(Source excerpt)
▬▬▬▬▬▬▬▬▬▬

Nepal’s protectionist tariff policy aims to reduce competition for domestic manufacturers by making imported goods from India more expensive, but the outcomes across most sectors fall well short of the industrial growth that tariff protection is supposed to generate, as capacity gaps, technology deficits and continued dependence on Indian raw materials blunt the policy’s intended effect. The burden of these unmet gains falls not on protected industries but on consumers and import-dependent businesses, who pay higher prices for essential goods without receiving the corresponding domestic supply increase that would justify the cost.
Nepal’s cement sector is the argument most often advanced in favour of the protectionist model. Domestic cement manufacturers expanded output significantly over the past decade, and installed capacity now far exceeds national consumption. But the sector’s record is more complicated than the headline figures suggest. Most large infrastructure projects in Nepal continue to use cement imported from India due to certification requirements, quality consistency concerns and the inability of domestic producers to supply bulk orders reliably. Plants also import coal, gypsum and clinker, which limits the advantage of locally abundant limestone. The sector is currently in oversupply, with multiple plants forced into temporary closure, and the conditions that allowed it to grow — a bulky product expensive to transport and a locally available primary input — do not transfer cleanly to textiles, food processing or light manufacturing.
The textile and garment sector gets tariff protection on competing Indian and Chinese imports, but production volumes remain low, unit costs are above what imports would cost without the tariff, and much of the raw material, including yarn and synthetic fabrics, is itself imported primarily from India. A tariff that raises the price of competing finished goods also raises the cost of the inputs going into domestic production. The net benefit shrinks considerably once the input side of the ledger is accounted for. The problem is compounded by enforcement: an estimated 80 percent of textile and clothing imports enter Nepal through unauthorised channels, meaning the tariff barrier is being substantially circumvented at the border before its effect on domestic producers can even be measured.

▬▬▬▬▬▬▬▬▬▬

(Items)

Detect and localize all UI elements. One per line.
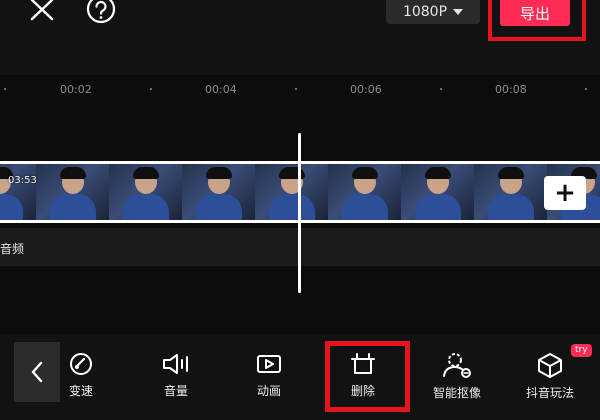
clip-thumbnail xyxy=(109,164,183,220)
export-highlight-box: 导出 xyxy=(488,0,586,41)
delete-highlight-box xyxy=(325,341,410,412)
help-icon[interactable] xyxy=(85,0,117,24)
tool-speed[interactable]: 变速 xyxy=(46,352,116,399)
tool-label: 变速 xyxy=(68,384,93,398)
audio-track-label: 音频 xyxy=(0,242,25,256)
clip-duration: 03:53 xyxy=(8,175,37,186)
export-button[interactable]: 导出 xyxy=(500,0,570,26)
ruler-tick xyxy=(4,88,6,90)
ruler-tick xyxy=(585,88,587,90)
ruler-tick xyxy=(295,88,297,90)
ruler-label: 00:02 xyxy=(60,83,92,96)
tool-label: 抖音玩法 xyxy=(525,386,574,400)
tool-smart-cutout[interactable]: 智能抠像 xyxy=(422,352,492,401)
timeline-ruler: 00:02 00:04 00:06 00:08 xyxy=(0,75,600,109)
animation-icon xyxy=(257,355,281,373)
smart-cutout-icon xyxy=(443,353,471,378)
clip-thumbnail xyxy=(36,164,110,220)
speed-icon xyxy=(70,353,92,375)
close-icon[interactable] xyxy=(26,0,58,22)
tool-animation[interactable]: 动画 xyxy=(234,352,304,399)
caret-down-icon xyxy=(453,9,464,15)
clip-thumbnail xyxy=(328,164,402,220)
resolution-select[interactable]: 1080P xyxy=(386,0,480,24)
tool-douyin-effects[interactable]: 抖音玩法 xyxy=(515,352,585,401)
clip-thumbnail xyxy=(0,164,37,220)
tool-label: 动画 xyxy=(256,384,281,398)
tool-volume[interactable]: 音量 xyxy=(141,352,211,399)
try-badge: try xyxy=(571,344,592,357)
playhead[interactable] xyxy=(298,133,301,293)
ruler-tick xyxy=(440,88,442,90)
tool-label: 智能抠像 xyxy=(432,386,481,400)
ruler-label: 00:08 xyxy=(495,83,527,96)
tool-label: 音量 xyxy=(163,384,188,398)
ruler-tick xyxy=(150,88,152,90)
clip-thumbnail xyxy=(401,164,475,220)
ruler-label: 00:04 xyxy=(205,83,237,96)
clip-thumbnail xyxy=(182,164,256,220)
chevron-left-icon xyxy=(31,361,43,383)
clip-thumbnail xyxy=(474,164,548,220)
add-clip-button[interactable]: + xyxy=(544,176,586,210)
clip-thumbnail xyxy=(255,164,329,220)
ruler-label: 00:06 xyxy=(350,83,382,96)
resolution-label: 1080P xyxy=(402,4,448,20)
douyin-effects-icon xyxy=(538,353,562,378)
volume-icon xyxy=(163,354,188,374)
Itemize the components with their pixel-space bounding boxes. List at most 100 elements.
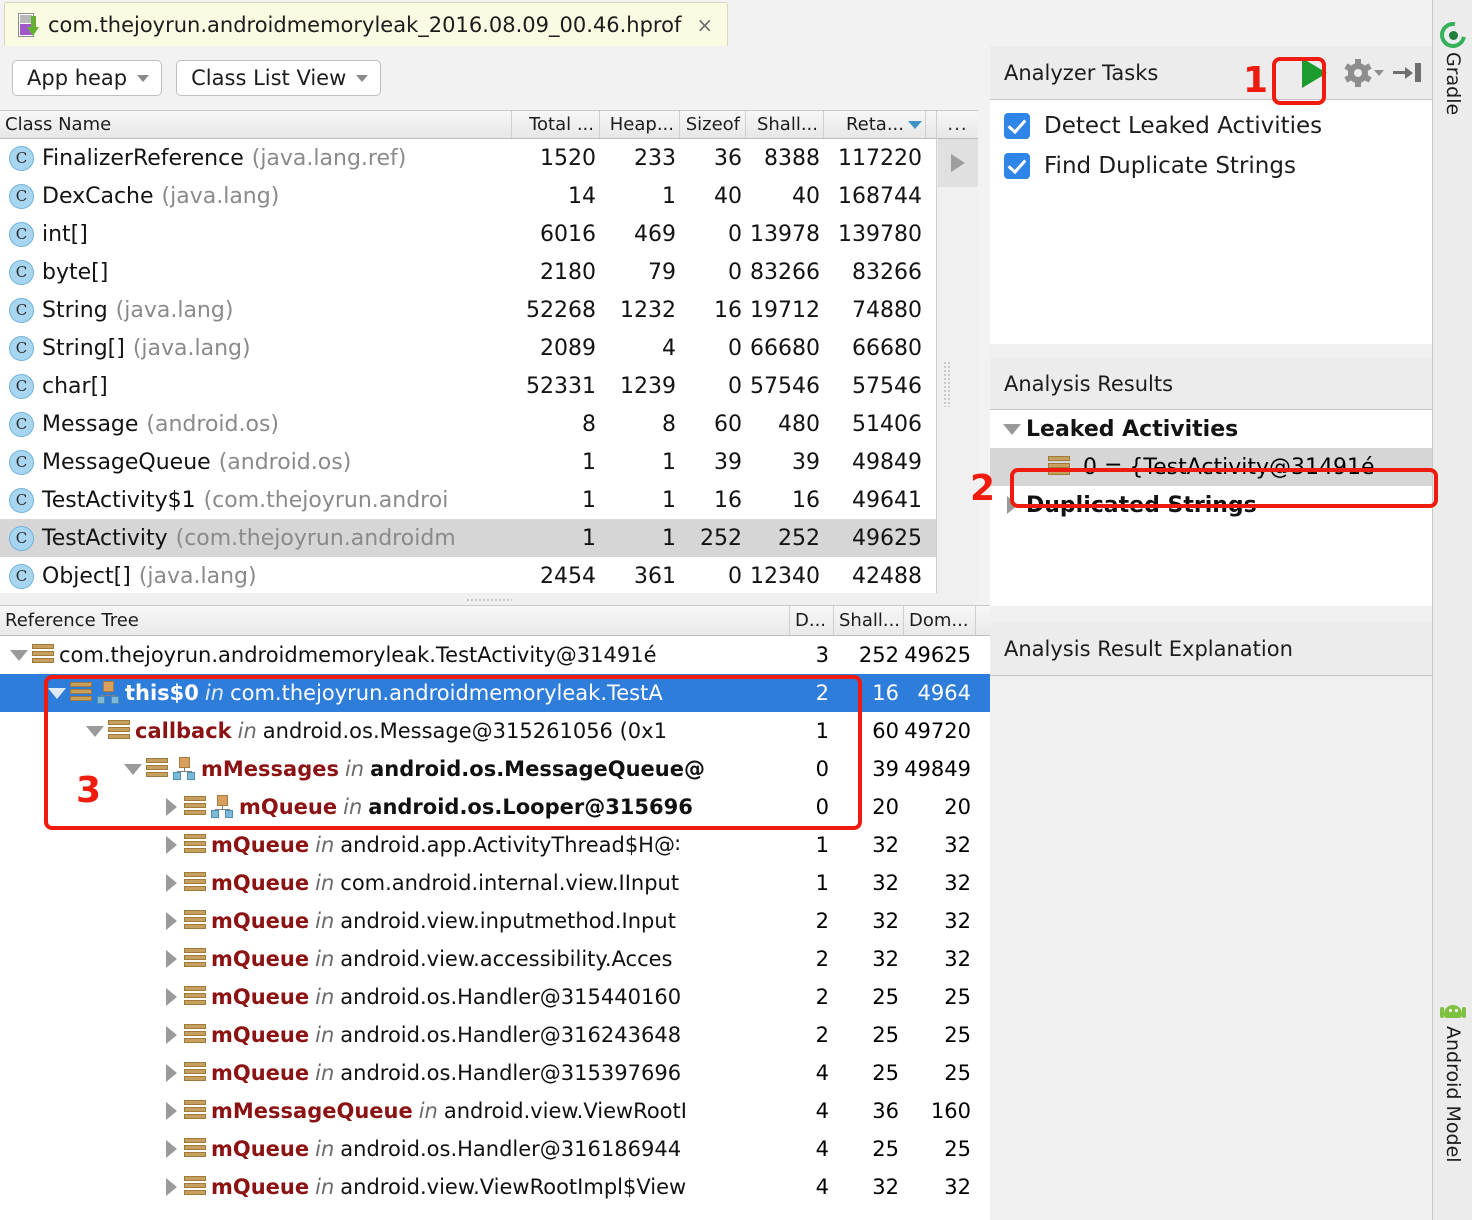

▬▬▬▬▬▬▬▬▬▬

(Stated task 1) According to the passage on Nepal's tariffs, what share of textile and clothing imports enters Nepal through unauthorized channels?
(Stated task 2) Please summarize the passage on Nepal's tariffs in two sentences.

(Complete output 1) An estimated 80 percent.

(Complete output 2) Nepal's tariffs on Indian imports are meant to shield domestic manufacturers, but capacity gaps, technology deficits and reliance on Indian raw materials keep most sectors from growing, so consumers and import-dependent businesses pay higher prices without gaining more domestic supply. Even cement, the sector most often cited in favor of the policy, still depends on imported inputs and now faces oversupply and plant closures, while the textile industry pays more for imported yarn and fabrics and loses protection to widespread unauthorized imports.